Records:
▼
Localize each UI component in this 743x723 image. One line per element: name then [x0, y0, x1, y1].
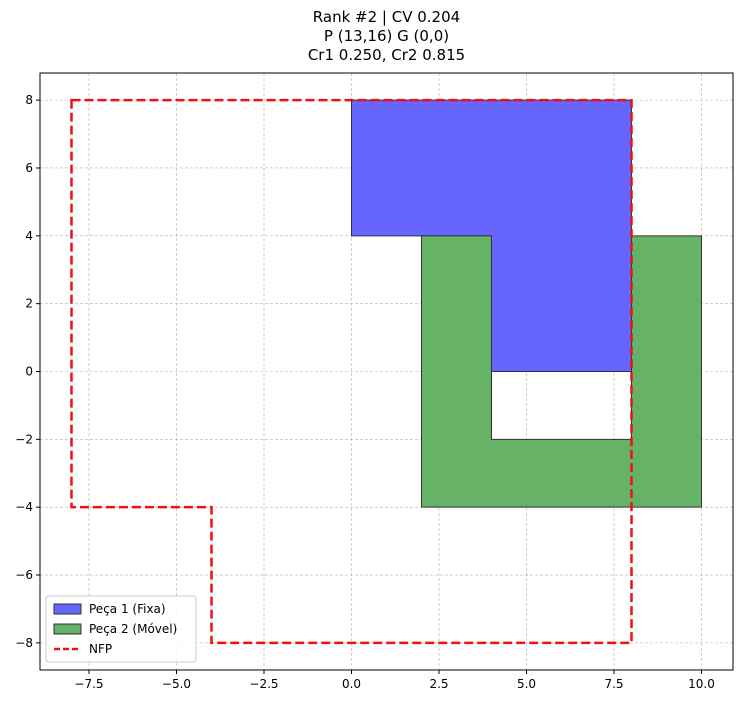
series-layer [70, 98, 702, 645]
x-tick-label-5: 5.0 [517, 677, 536, 691]
x-tick-label-3: 0.0 [342, 677, 361, 691]
legend-swatch-2 [53, 623, 82, 635]
x-tick-label-6: 7.5 [604, 677, 623, 691]
y-tick-label-6: 4 [25, 229, 33, 243]
series-3-outline [70, 98, 633, 645]
y-tick-label-8: 8 [25, 93, 33, 107]
legend-label-3: NFP [89, 642, 112, 656]
y-tick-label-4: 0 [25, 365, 33, 379]
legend-label-2: Peça 2 (Móvel) [89, 622, 177, 636]
axis-ticks: −7.5 −5.0 −2.5 0.0 2.5 5.0 7.5 10.0 −8 −6 −4 −2 0 2 4 6… [15, 93, 715, 691]
y-tick-label-3: −2 [15, 432, 33, 446]
x-tick-label-2: −2.5 [249, 677, 278, 691]
x-tick-label-7: 10.0 [688, 677, 715, 691]
legend: Peça 1 (Fixa) Peça 2 (Móvel) NFP [45, 595, 197, 663]
legend-box [45, 595, 197, 663]
x-tick-label-4: 2.5 [429, 677, 448, 691]
y-tick-label-0: −8 [15, 636, 33, 650]
legend-swatch-1 [53, 603, 82, 615]
y-tick-label-1: −6 [15, 568, 33, 582]
title-line-1: Rank #2 | CV 0.204 [313, 8, 460, 26]
title-line-2: P (13,16) G (0,0) [324, 27, 449, 45]
legend-label-1: Peça 1 (Fixa) [89, 602, 166, 616]
y-tick-label-2: −4 [15, 500, 33, 514]
x-tick-label-1: −5.0 [162, 677, 191, 691]
y-tick-label-7: 6 [25, 161, 33, 175]
y-tick-label-5: 2 [25, 297, 33, 311]
title-line-3: Cr1 0.250, Cr2 0.815 [308, 46, 465, 64]
x-tick-label-0: −7.5 [74, 677, 103, 691]
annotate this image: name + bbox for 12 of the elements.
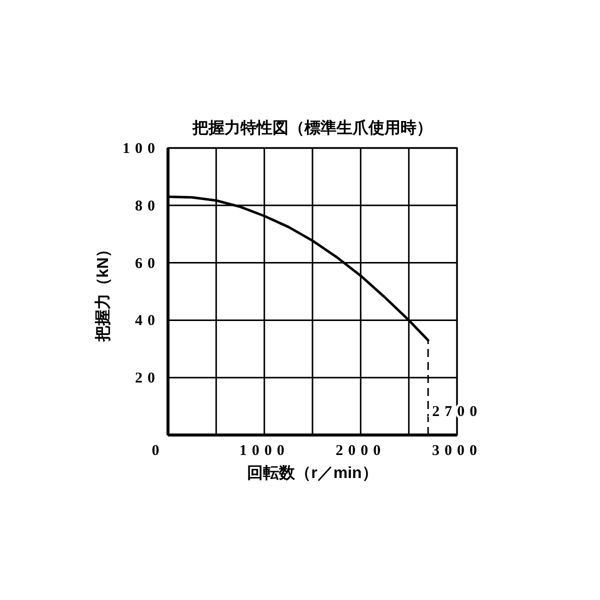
- y-tick-label: 80: [135, 198, 160, 214]
- y-tick-label: 100: [122, 141, 160, 157]
- x-tick-label: 3000: [432, 443, 482, 459]
- y-axis-title: 把握力（kN）: [94, 241, 112, 343]
- y-tick-label: 60: [135, 256, 160, 272]
- chart-title: 把握力特性図（標準生爪使用時）: [192, 119, 432, 137]
- y-tick-label: 20: [135, 370, 160, 387]
- x-axis-title: 回転数（r／min）: [247, 464, 378, 482]
- x-tick-label: 2000: [336, 443, 386, 459]
- x-tick-label: 0: [152, 443, 164, 459]
- x-tick-label: 1000: [239, 443, 290, 459]
- y-tick-label: 40: [135, 313, 160, 330]
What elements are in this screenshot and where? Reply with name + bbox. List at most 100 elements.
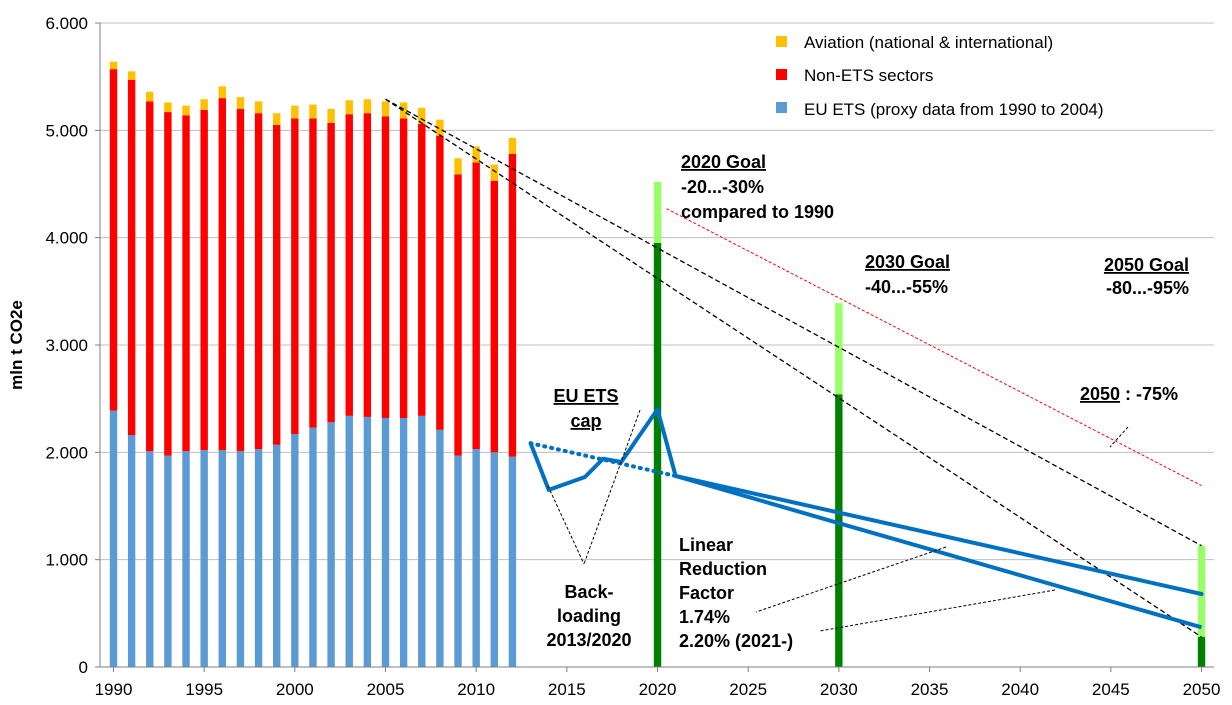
bar-eu-ets xyxy=(236,451,245,667)
lrf-line1: Linear xyxy=(679,535,733,555)
bar-eu-ets xyxy=(454,455,462,667)
bar-eu-ets xyxy=(472,449,480,667)
goal-trend-line xyxy=(666,208,1202,487)
annotation-2050-goal: 2050 Goal -80...-95% xyxy=(1104,255,1189,298)
bar-eu-ets xyxy=(327,422,335,667)
bar-eu-ets xyxy=(345,415,353,667)
eu-ets-cap-line1: EU ETS xyxy=(553,386,618,406)
backloading-line3: 2013/2020 xyxy=(546,630,631,650)
bar-eu-ets xyxy=(218,450,226,667)
x-tick-label: 2005 xyxy=(367,680,405,699)
bar-non-ets xyxy=(127,79,136,436)
goal-2030-title: 2030 Goal xyxy=(865,252,950,272)
goal-2030-range: -40...-55% xyxy=(865,277,948,297)
bar-non-ets xyxy=(436,135,444,430)
bar-eu-ets xyxy=(254,449,263,667)
x-tick-label: 2050 xyxy=(1183,680,1221,699)
bar-eu-ets xyxy=(146,451,154,667)
y-tick-label: 6.000 xyxy=(45,14,88,33)
bar-aviation xyxy=(254,101,263,114)
bar-non-ets xyxy=(236,108,245,452)
bar-eu-ets xyxy=(164,455,172,667)
annotation-linear-reduction-factor: Linear Reduction Factor 1.74% 2.20% (202… xyxy=(679,535,793,651)
bar-non-ets xyxy=(109,69,118,411)
goal-bar-range xyxy=(835,303,843,395)
bar-aviation xyxy=(273,113,281,125)
bar-eu-ets xyxy=(200,450,208,667)
bar-non-ets xyxy=(327,122,335,423)
bar-aviation xyxy=(418,107,426,124)
x-tick-label: 2015 xyxy=(548,680,586,699)
legend-swatch-non-ets xyxy=(776,69,787,80)
bar-eu-ets xyxy=(182,451,190,667)
x-tick-label: 2010 xyxy=(457,680,495,699)
bar-aviation xyxy=(327,108,335,123)
bar-eu-ets xyxy=(508,456,517,667)
goal-2050-range: -80...-95% xyxy=(1106,278,1189,298)
bar-non-ets xyxy=(363,113,372,417)
annotation-eu-ets-cap: EU ETS cap xyxy=(553,386,618,431)
bar-aviation xyxy=(399,102,408,119)
goal-bar-range xyxy=(1197,545,1206,637)
x-tick-label: 2030 xyxy=(820,680,858,699)
y-tick-label: 5.000 xyxy=(45,121,88,140)
bar-aviation xyxy=(218,86,226,99)
goal-2020-title: 2020 Goal xyxy=(681,152,766,172)
bar-aviation xyxy=(490,164,498,181)
bar-non-ets xyxy=(200,109,208,451)
y-tick-label: 4.000 xyxy=(45,229,88,248)
bar-aviation xyxy=(236,97,245,109)
bar-aviation xyxy=(381,101,390,117)
lrf-line3: Factor xyxy=(679,583,734,603)
target-2050-value: : -75% xyxy=(1125,384,1178,404)
bar-eu-ets xyxy=(309,427,317,667)
bar-non-ets xyxy=(291,118,299,435)
legend: Aviation (national & international) Non-… xyxy=(776,33,1104,119)
trend-line xyxy=(385,98,1202,547)
bar-aviation xyxy=(345,100,353,115)
y-tick-label: 3.000 xyxy=(45,336,88,355)
bar-non-ets xyxy=(345,114,353,416)
goal-bar-solid xyxy=(835,394,843,667)
trend-line xyxy=(385,98,1202,638)
y-tick-label: 1.000 xyxy=(45,551,88,570)
goal-2020-range: -20...-30% xyxy=(681,177,764,197)
bar-aviation xyxy=(200,99,208,110)
legend-label-non-ets: Non-ETS sectors xyxy=(804,66,933,85)
annotation-leaders xyxy=(547,409,1129,632)
bar-eu-ets xyxy=(381,417,390,667)
bar-eu-ets xyxy=(490,452,498,667)
x-tick-label: 2035 xyxy=(911,680,949,699)
bar-aviation xyxy=(164,102,172,113)
legend-label-eu-ets: EU ETS (proxy data from 1990 to 2004) xyxy=(804,100,1104,119)
annotation-2050-target: 2050 : -75% xyxy=(1080,384,1178,404)
goal-bar-solid xyxy=(1197,636,1206,667)
legend-label-aviation: Aviation (national & international) xyxy=(804,33,1053,52)
bar-aviation xyxy=(309,104,317,119)
bar-aviation xyxy=(182,105,190,116)
leader-line xyxy=(755,546,947,613)
legend-swatch-eu-ets xyxy=(776,102,787,113)
eu-ets-cap-line2: cap xyxy=(570,411,601,431)
bar-non-ets xyxy=(182,115,190,452)
bar-non-ets xyxy=(164,112,172,456)
bar-aviation xyxy=(454,158,462,175)
bar-eu-ets xyxy=(436,429,444,667)
goal-2020-basis: compared to 1990 xyxy=(681,202,834,222)
bar-eu-ets xyxy=(127,435,136,667)
bar-aviation xyxy=(363,99,372,114)
bar-eu-ets xyxy=(109,410,118,667)
backloading-line2: loading xyxy=(557,606,621,626)
bar-non-ets xyxy=(381,116,390,418)
bar-eu-ets xyxy=(291,434,299,667)
y-axis-title: mln t CO2e xyxy=(7,300,26,390)
bar-aviation xyxy=(109,61,118,70)
x-tick-label: 1990 xyxy=(95,680,133,699)
trend-lines xyxy=(385,98,1202,638)
x-tick-label: 2000 xyxy=(276,680,314,699)
bar-aviation xyxy=(291,105,299,119)
target-2050-label: 2050 xyxy=(1080,384,1120,404)
y-tick-label: 2.000 xyxy=(45,443,88,462)
bar-non-ets xyxy=(472,162,480,450)
x-tick-label: 2040 xyxy=(1001,680,1039,699)
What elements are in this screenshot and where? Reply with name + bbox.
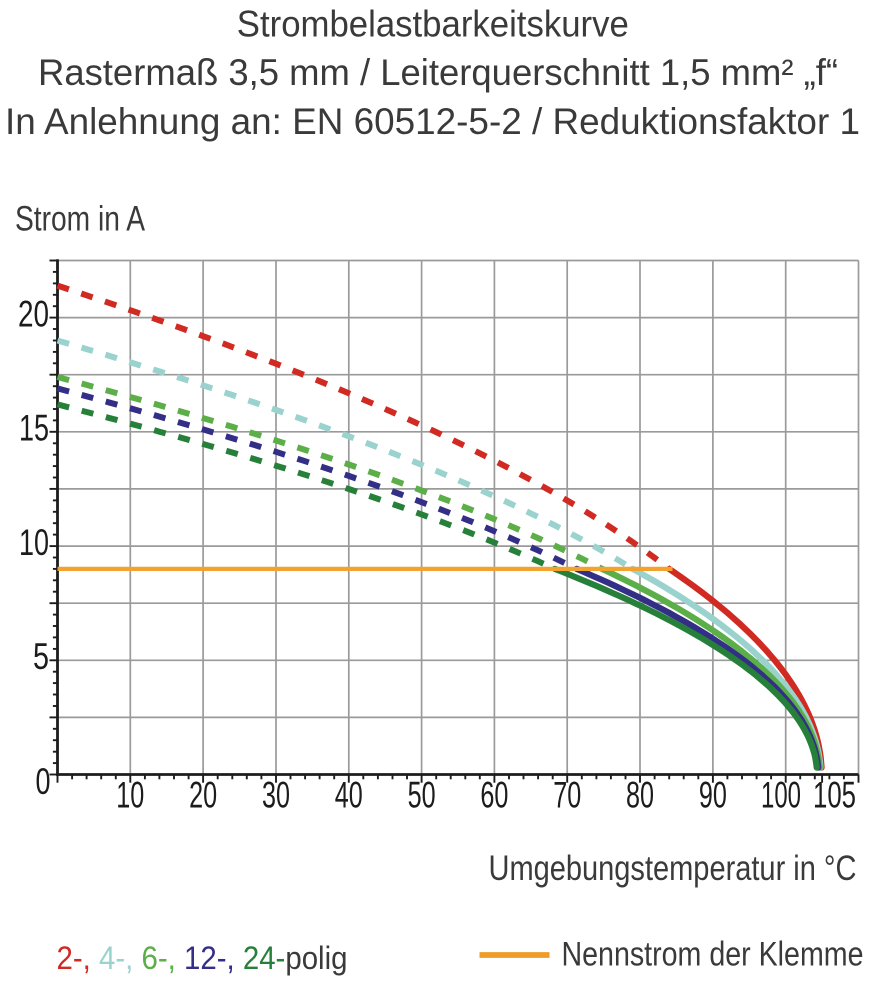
svg-text:90: 90 [699,775,727,816]
svg-text:Nennstrom der Klemme: Nennstrom der Klemme [562,936,864,974]
svg-text:Umgebungstemperatur in °C: Umgebungstemperatur in °C [489,849,857,888]
svg-text:30: 30 [262,775,290,816]
svg-text:20: 20 [18,293,49,334]
svg-text:50: 50 [408,775,436,816]
svg-text:Rastermaß 3,5 mm / Leiterquers: Rastermaß 3,5 mm / Leiterquerschnitt 1,5… [38,52,838,93]
svg-text:5: 5 [33,636,49,677]
svg-text:80: 80 [626,775,654,816]
svg-text:Strom in A: Strom in A [15,200,146,239]
svg-text:2-, 4-, 6-, 12-, 24-polig: 2-, 4-, 6-, 12-, 24-polig [57,940,348,976]
svg-text:Strombelastbarkeitskurve: Strombelastbarkeitskurve [237,4,629,45]
svg-text:40: 40 [335,775,363,816]
svg-text:60: 60 [480,775,508,816]
svg-text:105: 105 [813,775,856,816]
svg-text:10: 10 [19,522,49,563]
svg-text:10: 10 [116,775,144,816]
svg-text:In Anlehnung an: EN 60512-5-2: In Anlehnung an: EN 60512-5-2 / Reduktio… [5,101,860,142]
svg-text:70: 70 [553,775,581,816]
svg-text:100: 100 [761,775,801,816]
svg-text:20: 20 [189,775,217,816]
svg-text:0: 0 [36,761,51,802]
svg-text:15: 15 [19,408,49,449]
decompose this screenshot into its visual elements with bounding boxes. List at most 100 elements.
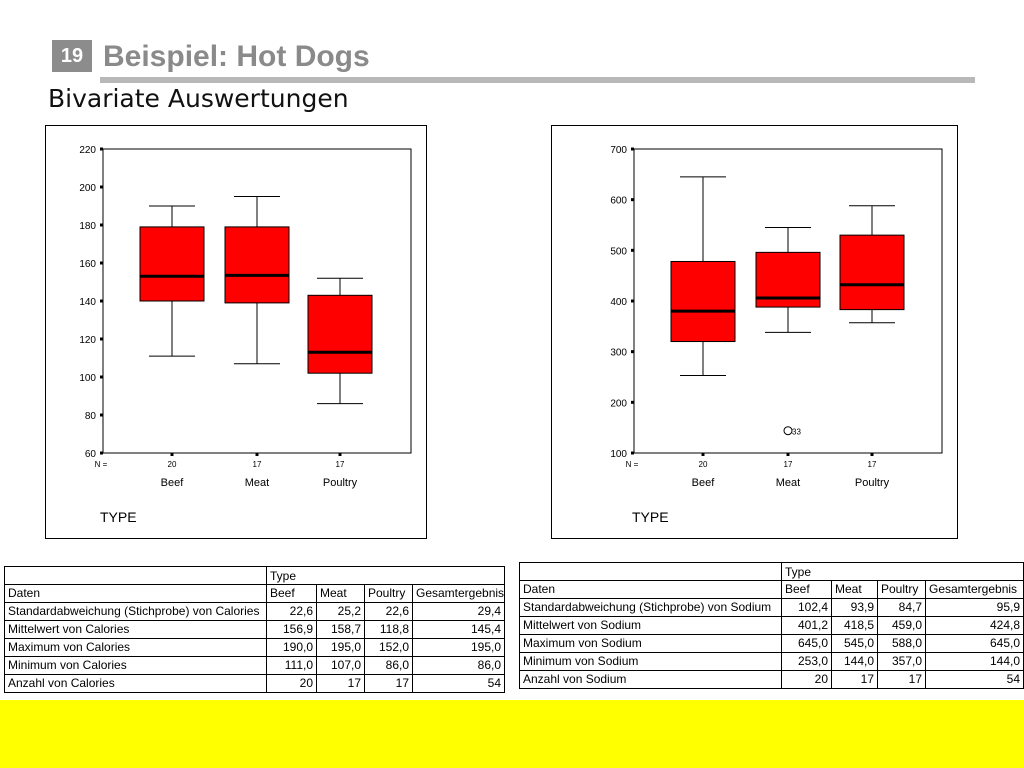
column-header: Beef — [266, 584, 317, 603]
table-type-header-row: Type — [519, 562, 1024, 581]
table-cell: 424,8 — [924, 616, 1024, 635]
calories-summary-table: Type Daten Beef Meat Poultry Gesamtergeb… — [4, 566, 506, 693]
table-cell: 195,0 — [411, 638, 506, 657]
table-cell: 418,5 — [831, 616, 878, 635]
column-header: Meat — [316, 584, 365, 603]
type-header: Type — [265, 566, 506, 585]
table-cell: 253,0 — [781, 652, 832, 671]
table-cell: 152,0 — [364, 638, 413, 657]
y-tick-label: 220 — [79, 145, 96, 156]
box-meat — [224, 226, 290, 304]
table-row: Minimum von Calories 111,0 107,0 86,0 86… — [4, 656, 506, 675]
table-corner-cell — [519, 562, 782, 581]
n-label: N = — [95, 460, 108, 469]
column-header: Poultry — [364, 584, 413, 603]
table-cell: 158,7 — [316, 620, 365, 639]
table-cell: 645,0 — [781, 634, 832, 653]
y-tick-label: 100 — [610, 449, 627, 460]
n-value: 17 — [336, 460, 345, 469]
table-cell: 25,2 — [316, 602, 365, 621]
table-cell: 54 — [924, 670, 1024, 689]
table-cell: 401,2 — [781, 616, 832, 635]
x-tick-mark — [870, 453, 874, 456]
table-corner-cell — [4, 566, 267, 585]
y-tick-mark — [100, 413, 103, 417]
table-cell: 107,0 — [316, 656, 365, 675]
calories-boxplot-frame: 60 80 100 120 140 160 180 200 220 N = 20 Beef 17 Meat… — [45, 125, 427, 539]
table-row: Anzahl von Sodium 20 17 17 54 — [519, 670, 1024, 689]
box-poultry — [839, 234, 905, 311]
table-row: Mittelwert von Sodium 401,2 418,5 459,0 … — [519, 616, 1024, 635]
y-tick-label: 120 — [79, 335, 96, 346]
n-value: 17 — [868, 460, 877, 469]
y-tick-mark — [631, 198, 634, 202]
table-cell: 93,9 — [831, 598, 878, 617]
y-tick-mark — [631, 451, 634, 455]
table-row: Mittelwert von Calories 156,9 158,7 118,… — [4, 620, 506, 639]
y-tick-mark — [631, 147, 634, 151]
slide-subtitle: Bivariate Auswertungen — [48, 84, 349, 113]
table-cell: 588,0 — [877, 634, 926, 653]
category-label: Meat — [245, 477, 269, 489]
table-header-row: Daten Beef Meat Poultry Gesamtergebnis — [4, 584, 506, 603]
y-tick-mark — [631, 248, 634, 252]
table-cell: 645,0 — [924, 634, 1024, 653]
outlier-point — [783, 426, 793, 436]
x-axis-title: TYPE — [100, 509, 137, 525]
category-label: Poultry — [855, 477, 890, 489]
sodium-boxplot: 100 200 300 400 500 600 700 N = 20 Beef 17 Meat 17 Po… — [610, 145, 943, 489]
y-tick-mark — [100, 147, 103, 151]
y-tick-label: 200 — [79, 183, 96, 194]
sodium-boxplot-frame: 100 200 300 400 500 600 700 N = 20 Beef 17 Meat 17 Po… — [551, 125, 958, 539]
table-cell: 111,0 — [266, 656, 317, 675]
y-tick-mark — [100, 299, 103, 303]
table-cell: 17 — [877, 670, 926, 689]
type-header: Type — [780, 562, 1024, 581]
n-value: 17 — [253, 460, 262, 469]
y-tick-mark — [100, 375, 103, 379]
n-value: 17 — [784, 460, 793, 469]
category-label: Beef — [161, 477, 185, 489]
column-header: Gesamtergebnis — [924, 580, 1024, 599]
y-tick-mark — [100, 185, 103, 189]
table-row: Minimum von Sodium 253,0 144,0 357,0 144… — [519, 652, 1024, 671]
category-label: Beef — [692, 477, 716, 489]
x-tick-mark — [701, 453, 705, 456]
row-label: Maximum von Calories — [4, 638, 267, 657]
table-cell: 459,0 — [877, 616, 926, 635]
table-cell: 84,7 — [877, 598, 926, 617]
table-cell: 20 — [781, 670, 832, 689]
y-tick-label: 160 — [79, 259, 96, 270]
footer-bar — [0, 700, 1024, 768]
y-tick-label: 100 — [79, 373, 96, 384]
table-cell: 102,4 — [781, 598, 832, 617]
row-label: Standardabweichung (Stichprobe) von Sodi… — [519, 598, 782, 617]
row-label: Mittelwert von Calories — [4, 620, 267, 639]
y-tick-mark — [631, 299, 634, 303]
y-tick-label: 200 — [610, 398, 627, 409]
calories-boxplot: 60 80 100 120 140 160 180 200 220 N = 20 Beef 17 Meat… — [79, 145, 412, 489]
table-type-header-row: Type — [4, 566, 506, 585]
column-header: Poultry — [877, 580, 926, 599]
column-header: Beef — [781, 580, 832, 599]
y-tick-label: 700 — [610, 145, 627, 156]
row-label: Standardabweichung (Stichprobe) von Calo… — [4, 602, 267, 621]
n-value: 20 — [168, 460, 177, 469]
y-tick-mark — [100, 451, 103, 455]
y-tick-label: 400 — [610, 297, 627, 308]
table-cell: 54 — [411, 674, 506, 693]
table-cell: 145,4 — [411, 620, 506, 639]
table-cell: 29,4 — [411, 602, 506, 621]
y-tick-label: 60 — [85, 449, 97, 460]
table-cell: 118,8 — [364, 620, 413, 639]
column-header: Meat — [831, 580, 878, 599]
table-cell: 22,6 — [266, 602, 317, 621]
table-cell: 17 — [316, 674, 365, 693]
table-cell: 357,0 — [877, 652, 926, 671]
y-tick-mark — [631, 350, 634, 354]
n-label: N = — [626, 460, 639, 469]
table-cell: 86,0 — [411, 656, 506, 675]
box-poultry — [307, 294, 373, 374]
table-header-row: Daten Beef Meat Poultry Gesamtergebnis — [519, 580, 1024, 599]
table-row: Standardabweichung (Stichprobe) von Calo… — [4, 602, 506, 621]
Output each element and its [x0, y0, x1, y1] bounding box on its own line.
▲
Exercise prompt: Repeat the data above from the line with "bar-eu-ets xyxy=(236,451,245,667)" to the line with "bar-eu-ets xyxy=(327,422,335,667)", inclusive.

Solution to the problem:
bar-eu-ets xyxy=(236,451,245,667)
lrf-line1: Linear xyxy=(679,535,733,555)
bar-eu-ets xyxy=(454,455,462,667)
bar-eu-ets xyxy=(472,449,480,667)
goal-trend-line xyxy=(666,208,1202,487)
annotation-2050-goal: 2050 Goal -80...-95% xyxy=(1104,255,1189,298)
bar-eu-ets xyxy=(327,422,335,667)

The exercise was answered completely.